WHAT THIS TASK INVOLVES:
Omit the images, then output each of the records below exactly.

DATA EXTRACT:
_ _ _
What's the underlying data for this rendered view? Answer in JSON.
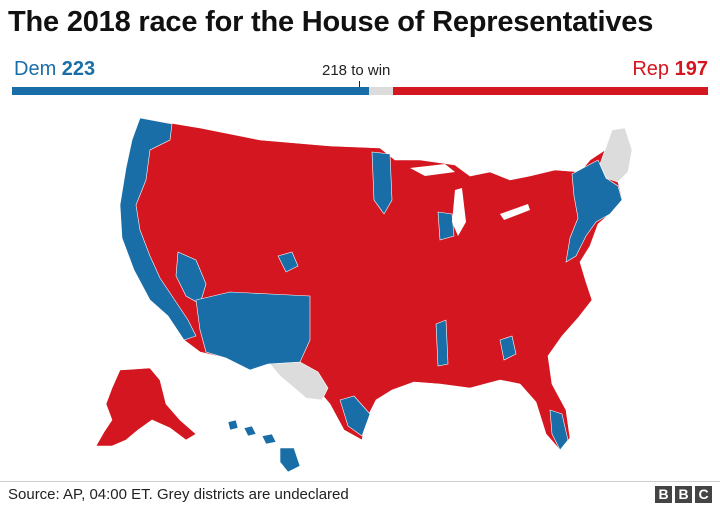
{
  "title": "The 2018 race for the House of Representatives",
  "dem": {
    "label": "Dem",
    "seats": "223",
    "color": "#1a6ea8"
  },
  "rep": {
    "label": "Rep",
    "seats": "197",
    "color": "#d3161f"
  },
  "to_win": "218 to win",
  "undeclared_color": "#dcdcdc",
  "tally": {
    "total_seats": 435,
    "dem": 223,
    "rep": 197,
    "undeclared": 15,
    "to_win": 218
  },
  "source": "Source: AP, 04:00 ET. Grey districts are undeclared",
  "logo": [
    "B",
    "B",
    "C"
  ],
  "map": {
    "description_regions": [
      "contiguous-us",
      "alaska",
      "hawaii"
    ]
  }
}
_ _ _
REPLY TO THE EXERCISE:
What's the underlying data for this rendered view? Answer in JSON.
{
  "title": "The 2018 race for the House of Representatives",
  "dem": {
    "label": "Dem",
    "seats": "223",
    "color": "#1a6ea8"
  },
  "rep": {
    "label": "Rep",
    "seats": "197",
    "color": "#d3161f"
  },
  "to_win": "218 to win",
  "undeclared_color": "#dcdcdc",
  "tally": {
    "total_seats": 435,
    "dem": 223,
    "rep": 197,
    "undeclared": 15,
    "to_win": 218
  },
  "source": "Source: AP, 04:00 ET. Grey districts are undeclared",
  "logo": [
    "B",
    "B",
    "C"
  ],
  "map": {
    "description_regions": [
      "contiguous-us",
      "alaska",
      "hawaii"
    ]
  }
}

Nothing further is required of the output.